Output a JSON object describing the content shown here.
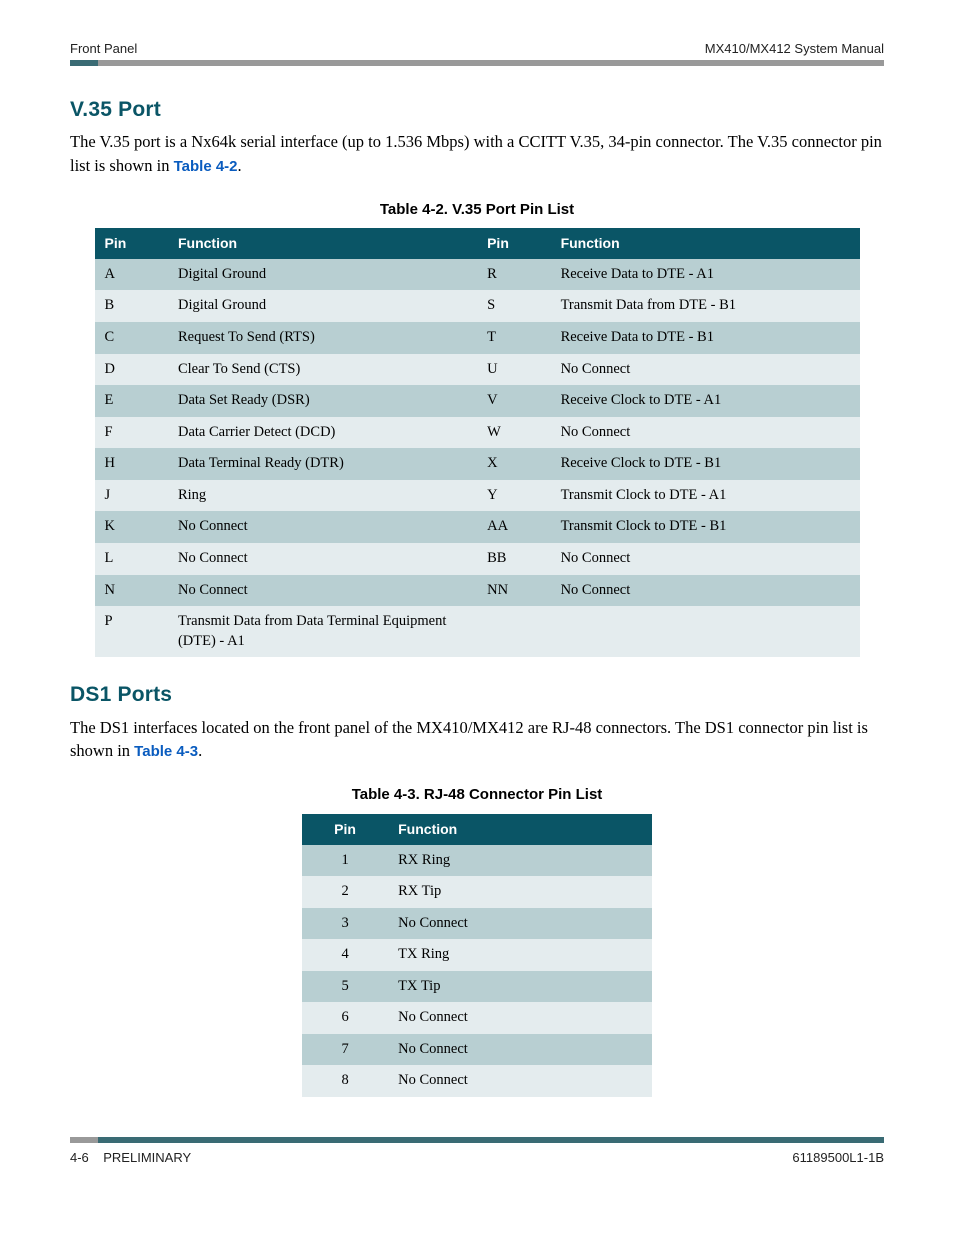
{
  "header": {
    "left": "Front Panel",
    "right": "MX410/MX412 System Manual"
  },
  "section1": {
    "heading": "V.35 Port",
    "para_a": "The V.35 port is a Nx64k serial interface (up to 1.536 Mbps) with a CCITT V.35, 34-pin connector. The V.35 connector pin list is shown in ",
    "xref": "Table 4-2",
    "para_b": "."
  },
  "table1": {
    "caption": "Table 4-2.  V.35 Port Pin List",
    "head": {
      "pin": "Pin",
      "func": "Function"
    },
    "rows": [
      {
        "p1": "A",
        "f1": "Digital Ground",
        "p2": "R",
        "f2": "Receive Data to DTE - A1"
      },
      {
        "p1": "B",
        "f1": "Digital Ground",
        "p2": "S",
        "f2": "Transmit Data from DTE - B1"
      },
      {
        "p1": "C",
        "f1": "Request To Send (RTS)",
        "p2": "T",
        "f2": "Receive Data to DTE - B1"
      },
      {
        "p1": "D",
        "f1": "Clear To Send (CTS)",
        "p2": "U",
        "f2": "No Connect"
      },
      {
        "p1": "E",
        "f1": "Data Set Ready (DSR)",
        "p2": "V",
        "f2": "Receive Clock to DTE - A1"
      },
      {
        "p1": "F",
        "f1": "Data Carrier Detect (DCD)",
        "p2": "W",
        "f2": "No Connect"
      },
      {
        "p1": "H",
        "f1": "Data Terminal Ready (DTR)",
        "p2": "X",
        "f2": "Receive Clock to DTE - B1"
      },
      {
        "p1": "J",
        "f1": "Ring",
        "p2": "Y",
        "f2": "Transmit Clock to DTE - A1"
      },
      {
        "p1": "K",
        "f1": "No Connect",
        "p2": "AA",
        "f2": "Transmit Clock to DTE - B1"
      },
      {
        "p1": "L",
        "f1": "No Connect",
        "p2": "BB",
        "f2": "No Connect"
      },
      {
        "p1": "N",
        "f1": "No Connect",
        "p2": "NN",
        "f2": "No Connect"
      },
      {
        "p1": "P",
        "f1": "Transmit Data from Data Terminal Equipment (DTE) - A1",
        "p2": "",
        "f2": ""
      }
    ]
  },
  "section2": {
    "heading": "DS1 Ports",
    "para_a": "The DS1 interfaces located on the front panel of the MX410/MX412 are RJ-48 connectors. The DS1 connector pin list is shown in ",
    "xref": "Table 4-3",
    "para_b": "."
  },
  "table2": {
    "caption": "Table 4-3.  RJ-48 Connector Pin List",
    "head": {
      "pin": "Pin",
      "func": "Function"
    },
    "rows": [
      {
        "pin": "1",
        "func": "RX Ring"
      },
      {
        "pin": "2",
        "func": "RX Tip"
      },
      {
        "pin": "3",
        "func": "No Connect"
      },
      {
        "pin": "4",
        "func": "TX Ring"
      },
      {
        "pin": "5",
        "func": "TX Tip"
      },
      {
        "pin": "6",
        "func": "No Connect"
      },
      {
        "pin": "7",
        "func": "No Connect"
      },
      {
        "pin": "8",
        "func": "No Connect"
      }
    ]
  },
  "footer": {
    "left_page": "4-6",
    "left_status": "PRELIMINARY",
    "right": "61189500L1-1B"
  }
}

......

- _YOUR INSTRUCTIONS_: Your task is to pick out every line with the string "Data" and copy it.

- _FULL ANSWER_:
        "f2": "Receive Data to DTE - A1"
        "f2": "Transmit Data from DTE - B1"
        "f2": "Receive Data to DTE - B1"
        "f1": "Data Set Ready (DSR)",
        "f1": "Data Carrier Detect (DCD)",
        "f1": "Data Terminal Ready (DTR)",
        "f1": "Transmit Data from Data Terminal Equipment (DTE) - A1",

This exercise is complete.